(Material)

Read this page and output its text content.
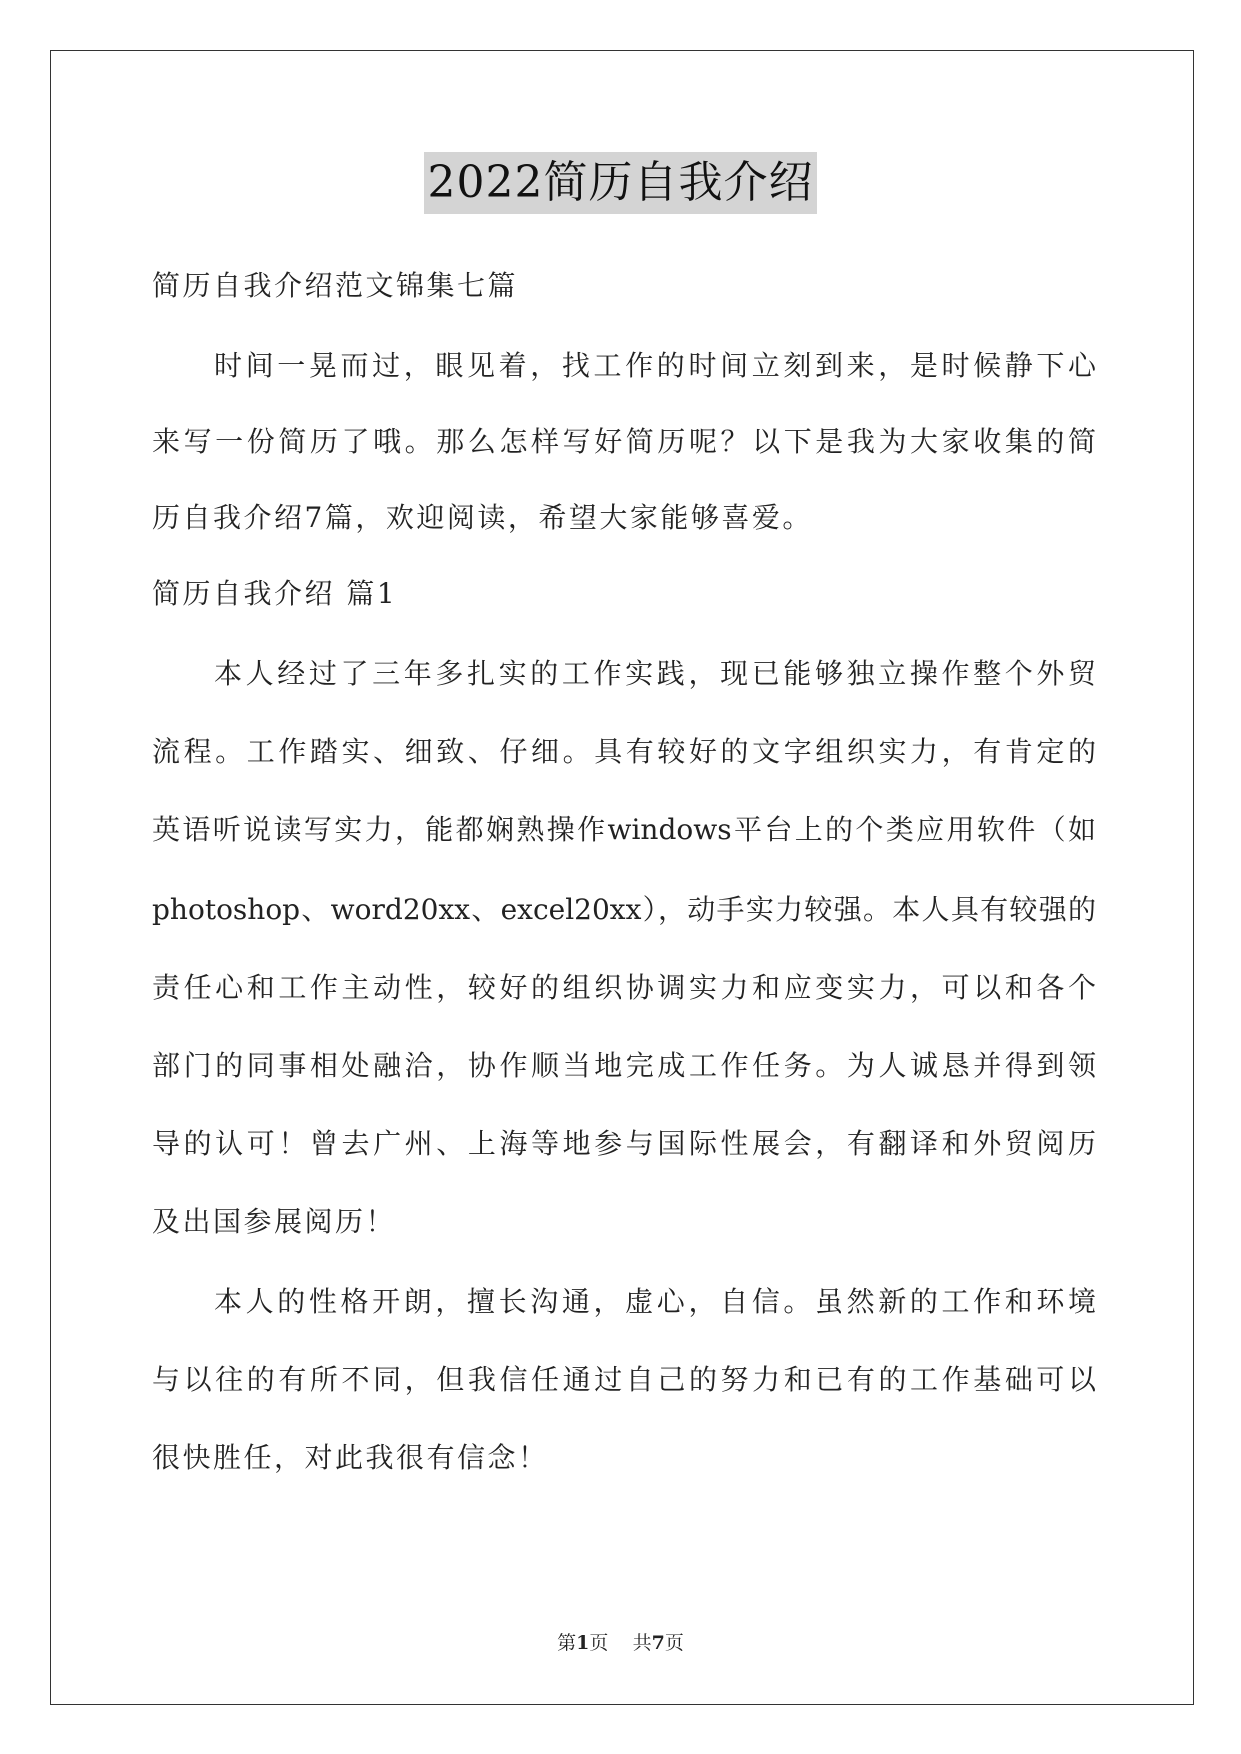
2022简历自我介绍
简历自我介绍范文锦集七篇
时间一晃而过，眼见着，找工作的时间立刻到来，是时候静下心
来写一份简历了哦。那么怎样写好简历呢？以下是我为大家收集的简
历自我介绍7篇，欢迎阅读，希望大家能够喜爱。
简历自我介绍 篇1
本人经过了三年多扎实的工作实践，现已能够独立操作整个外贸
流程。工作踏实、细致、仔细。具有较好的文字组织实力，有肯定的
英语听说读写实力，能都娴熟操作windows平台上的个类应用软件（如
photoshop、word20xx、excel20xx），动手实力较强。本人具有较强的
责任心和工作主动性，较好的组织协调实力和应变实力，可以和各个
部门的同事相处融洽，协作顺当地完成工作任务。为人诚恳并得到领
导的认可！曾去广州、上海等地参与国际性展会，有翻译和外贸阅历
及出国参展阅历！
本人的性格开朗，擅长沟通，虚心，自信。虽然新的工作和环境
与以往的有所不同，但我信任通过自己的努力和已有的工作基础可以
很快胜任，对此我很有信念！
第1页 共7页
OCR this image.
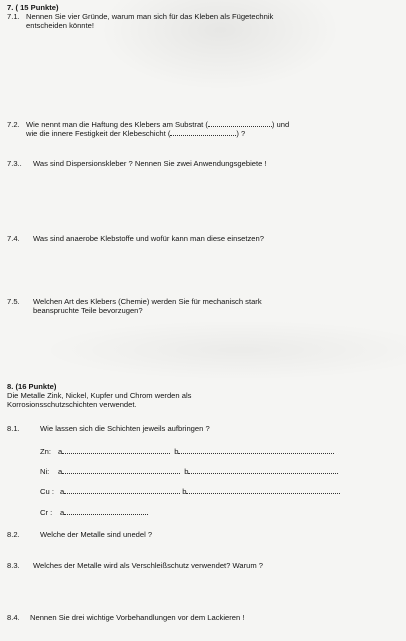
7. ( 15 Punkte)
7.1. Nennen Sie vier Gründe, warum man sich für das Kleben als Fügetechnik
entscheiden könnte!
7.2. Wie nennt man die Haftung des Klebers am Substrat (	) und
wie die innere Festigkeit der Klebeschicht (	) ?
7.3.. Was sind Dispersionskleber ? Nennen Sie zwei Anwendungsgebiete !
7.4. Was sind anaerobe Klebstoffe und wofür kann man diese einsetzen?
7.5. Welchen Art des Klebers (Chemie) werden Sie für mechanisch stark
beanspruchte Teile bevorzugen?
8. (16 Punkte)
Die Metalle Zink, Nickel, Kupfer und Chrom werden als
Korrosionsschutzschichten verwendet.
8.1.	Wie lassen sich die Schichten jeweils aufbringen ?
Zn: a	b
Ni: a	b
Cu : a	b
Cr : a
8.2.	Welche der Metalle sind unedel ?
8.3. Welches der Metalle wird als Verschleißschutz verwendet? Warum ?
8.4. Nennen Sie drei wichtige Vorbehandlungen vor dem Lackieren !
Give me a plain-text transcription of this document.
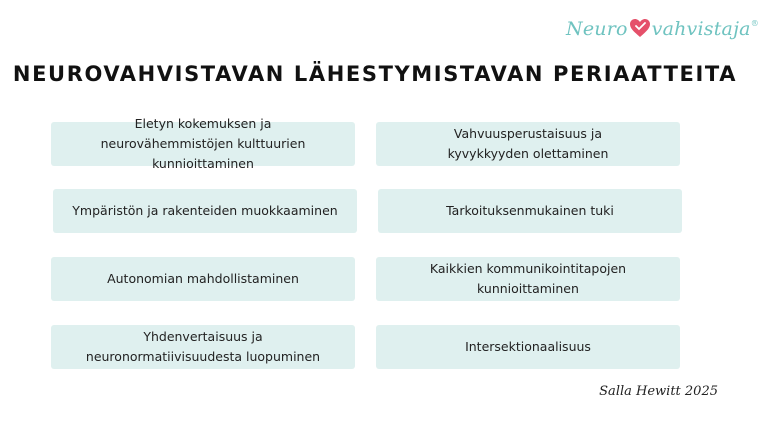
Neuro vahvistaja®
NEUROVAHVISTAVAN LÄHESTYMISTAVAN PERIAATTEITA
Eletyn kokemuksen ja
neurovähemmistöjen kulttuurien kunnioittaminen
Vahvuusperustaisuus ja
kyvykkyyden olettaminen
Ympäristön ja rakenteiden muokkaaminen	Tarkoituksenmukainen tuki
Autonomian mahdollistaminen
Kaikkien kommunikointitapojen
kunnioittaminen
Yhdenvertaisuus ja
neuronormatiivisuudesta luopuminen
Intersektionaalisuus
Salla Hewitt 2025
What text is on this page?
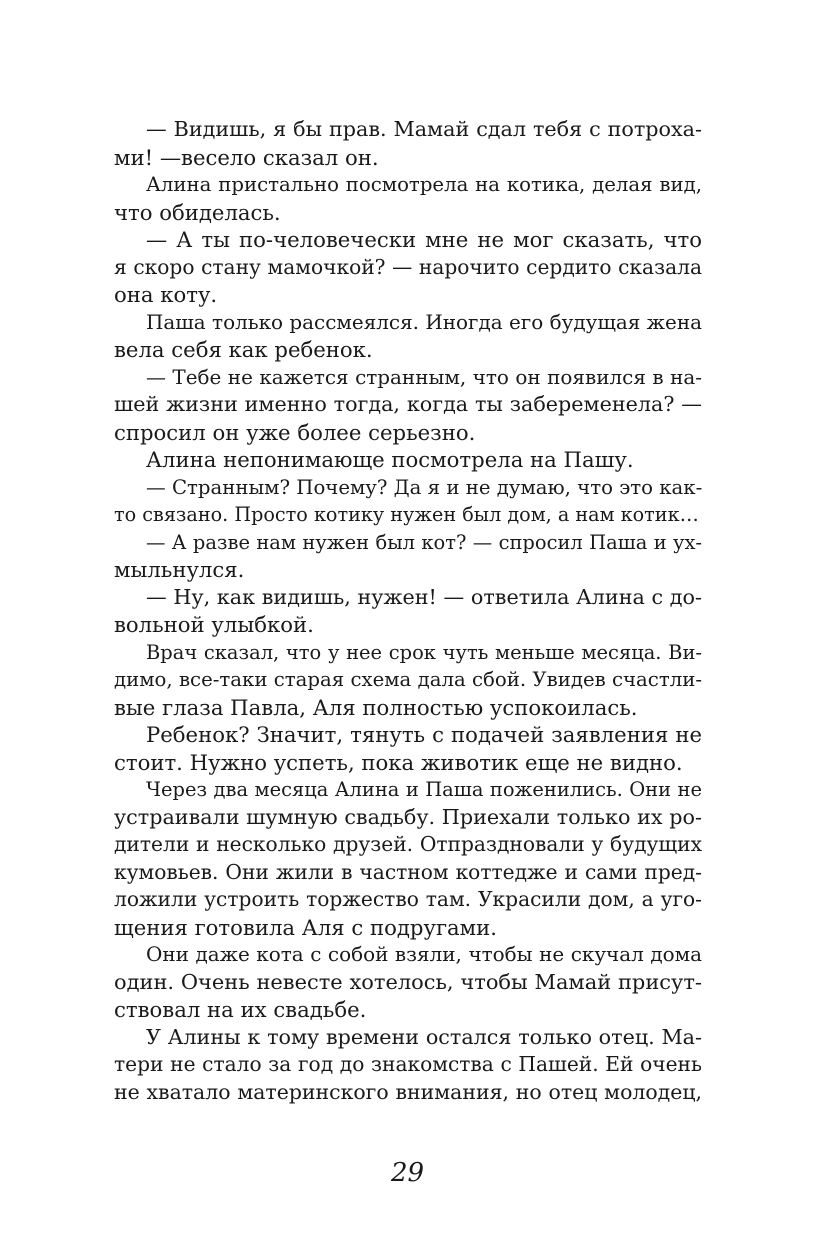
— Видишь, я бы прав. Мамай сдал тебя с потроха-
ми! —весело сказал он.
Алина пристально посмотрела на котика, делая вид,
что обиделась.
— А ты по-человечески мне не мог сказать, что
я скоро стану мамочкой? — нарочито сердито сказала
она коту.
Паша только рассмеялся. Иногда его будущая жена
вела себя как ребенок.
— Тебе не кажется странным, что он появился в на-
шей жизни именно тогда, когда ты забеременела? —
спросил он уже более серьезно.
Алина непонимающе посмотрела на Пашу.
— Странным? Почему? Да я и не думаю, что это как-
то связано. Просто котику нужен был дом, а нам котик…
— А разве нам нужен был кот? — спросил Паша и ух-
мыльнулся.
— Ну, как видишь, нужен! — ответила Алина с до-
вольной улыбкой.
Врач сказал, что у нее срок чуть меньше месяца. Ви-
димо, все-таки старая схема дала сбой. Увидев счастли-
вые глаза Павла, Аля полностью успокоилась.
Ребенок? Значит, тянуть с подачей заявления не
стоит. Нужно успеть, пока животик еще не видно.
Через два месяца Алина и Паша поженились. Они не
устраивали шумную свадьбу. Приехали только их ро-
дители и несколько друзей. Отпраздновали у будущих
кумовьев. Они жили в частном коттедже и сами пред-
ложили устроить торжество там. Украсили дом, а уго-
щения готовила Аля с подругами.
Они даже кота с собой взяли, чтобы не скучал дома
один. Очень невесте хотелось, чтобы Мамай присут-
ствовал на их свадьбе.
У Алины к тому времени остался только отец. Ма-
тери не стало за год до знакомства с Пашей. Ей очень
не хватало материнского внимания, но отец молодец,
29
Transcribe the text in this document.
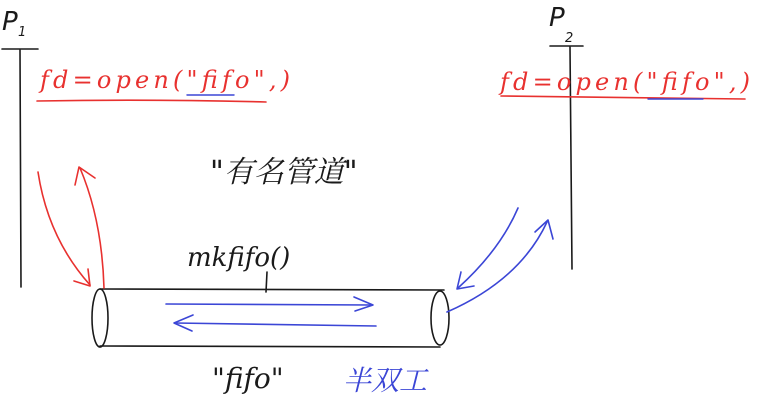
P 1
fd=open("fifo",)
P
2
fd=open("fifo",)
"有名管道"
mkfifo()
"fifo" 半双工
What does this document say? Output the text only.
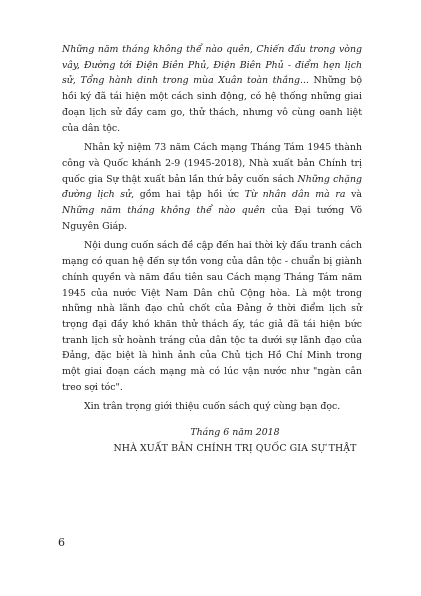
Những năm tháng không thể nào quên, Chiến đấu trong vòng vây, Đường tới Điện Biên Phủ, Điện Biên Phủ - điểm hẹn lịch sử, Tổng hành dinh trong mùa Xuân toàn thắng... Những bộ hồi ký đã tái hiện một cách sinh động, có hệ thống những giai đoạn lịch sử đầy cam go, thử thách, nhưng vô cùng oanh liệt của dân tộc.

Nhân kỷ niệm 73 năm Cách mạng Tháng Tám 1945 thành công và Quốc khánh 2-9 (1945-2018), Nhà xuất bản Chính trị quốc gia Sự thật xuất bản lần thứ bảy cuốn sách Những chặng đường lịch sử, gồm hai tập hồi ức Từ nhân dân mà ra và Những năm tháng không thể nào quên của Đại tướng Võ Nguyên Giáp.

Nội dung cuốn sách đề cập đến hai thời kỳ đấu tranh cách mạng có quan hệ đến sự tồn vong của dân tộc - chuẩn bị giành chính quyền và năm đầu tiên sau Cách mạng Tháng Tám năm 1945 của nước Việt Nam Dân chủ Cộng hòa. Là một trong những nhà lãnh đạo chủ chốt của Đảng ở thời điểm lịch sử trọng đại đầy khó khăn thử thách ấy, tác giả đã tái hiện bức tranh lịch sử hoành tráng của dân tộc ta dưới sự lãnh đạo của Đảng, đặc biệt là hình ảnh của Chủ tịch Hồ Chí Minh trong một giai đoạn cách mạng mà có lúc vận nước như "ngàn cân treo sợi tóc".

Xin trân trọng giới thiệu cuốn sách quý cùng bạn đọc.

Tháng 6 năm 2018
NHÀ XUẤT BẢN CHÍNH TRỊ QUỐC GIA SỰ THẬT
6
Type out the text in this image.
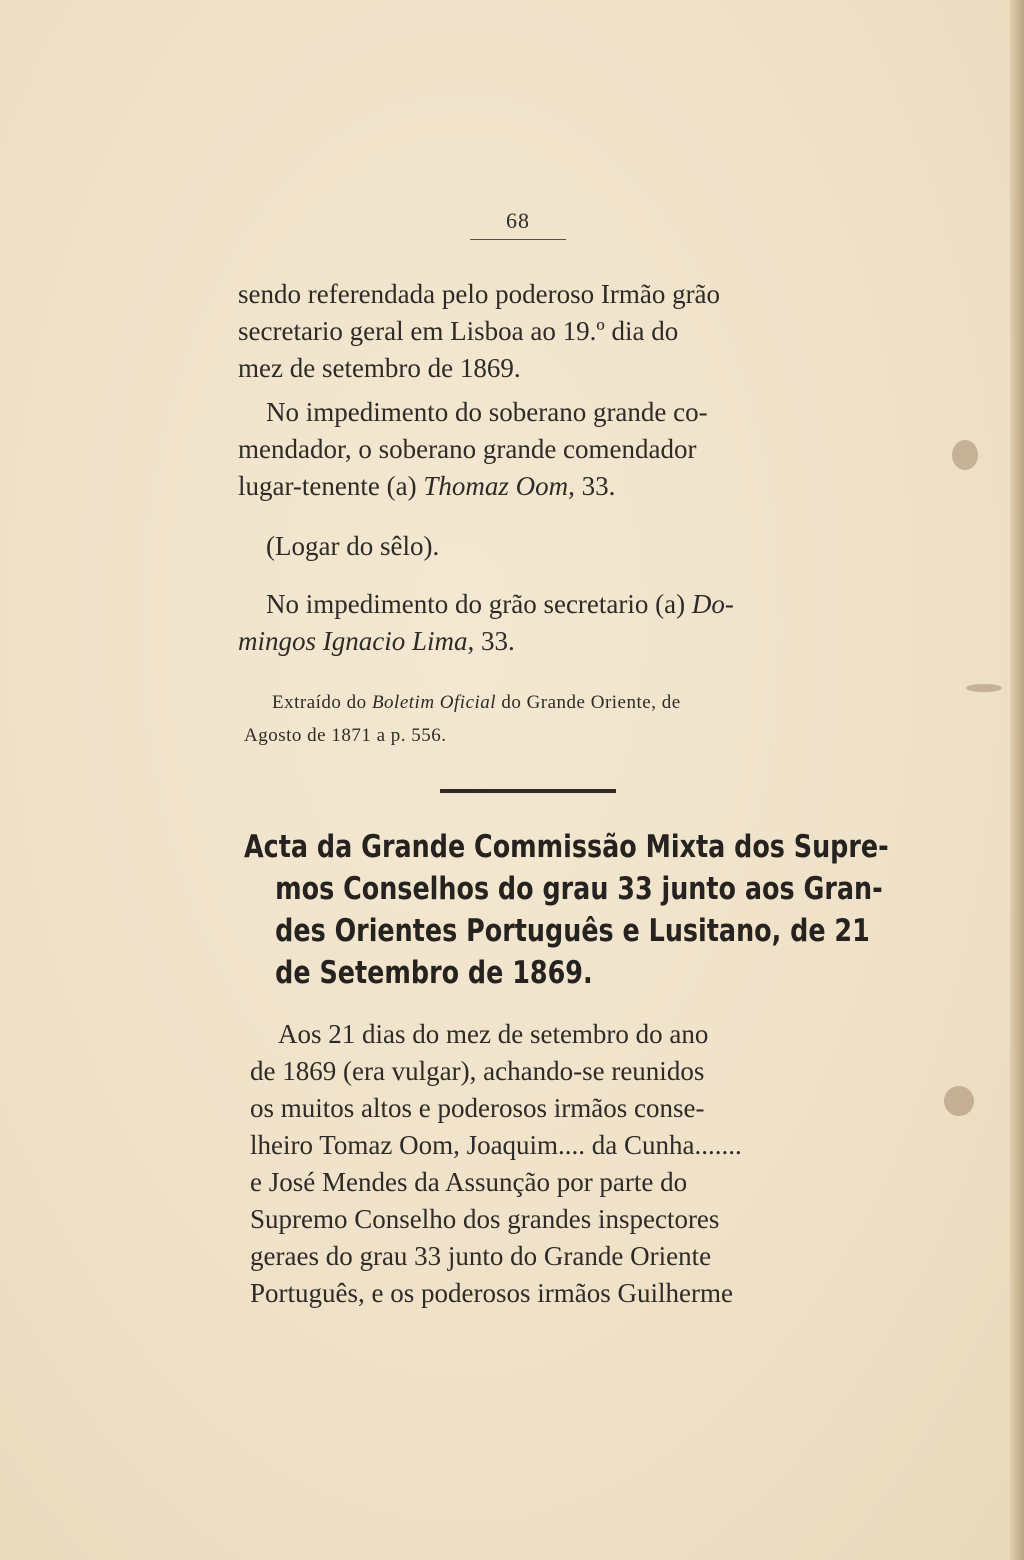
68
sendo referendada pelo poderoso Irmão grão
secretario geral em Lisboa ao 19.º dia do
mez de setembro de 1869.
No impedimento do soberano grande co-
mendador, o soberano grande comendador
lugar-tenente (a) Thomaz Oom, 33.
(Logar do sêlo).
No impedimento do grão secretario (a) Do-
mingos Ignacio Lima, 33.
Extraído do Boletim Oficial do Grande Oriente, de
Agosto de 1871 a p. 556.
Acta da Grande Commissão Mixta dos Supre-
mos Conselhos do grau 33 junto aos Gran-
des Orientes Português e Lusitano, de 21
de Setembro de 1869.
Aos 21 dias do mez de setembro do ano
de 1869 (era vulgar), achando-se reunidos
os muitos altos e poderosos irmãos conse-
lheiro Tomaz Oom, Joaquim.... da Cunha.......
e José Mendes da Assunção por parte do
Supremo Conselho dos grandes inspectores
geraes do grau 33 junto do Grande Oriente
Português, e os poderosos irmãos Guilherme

(Written request)
Quote exactly the lines from the line that contains "Type out the text in this image." through the last line of the listing, please, leaving out all pictures.

(Expected output)
Type out the text in this image.
68
sendo referendada pelo poderoso Irmão grão
secretario geral em Lisboa ao 19.º dia do
mez de setembro de 1869.
No impedimento do soberano grande co-
mendador, o soberano grande comendador
lugar-tenente (a) Thomaz Oom, 33.
(Logar do sêlo).
No impedimento do grão secretario (a) Do-
mingos Ignacio Lima, 33.
Extraído do Boletim Oficial do Grande Oriente, de
Agosto de 1871 a p. 556.
Acta da Grande Commissão Mixta dos Supre-
mos Conselhos do grau 33 junto aos Gran-
des Orientes Português e Lusitano, de 21
de Setembro de 1869.
Aos 21 dias do mez de setembro do ano
de 1869 (era vulgar), achando-se reunidos
os muitos altos e poderosos irmãos conse-
lheiro Tomaz Oom, Joaquim.... da Cunha.......
e José Mendes da Assunção por parte do
Supremo Conselho dos grandes inspectores
geraes do grau 33 junto do Grande Oriente
Português, e os poderosos irmãos Guilherme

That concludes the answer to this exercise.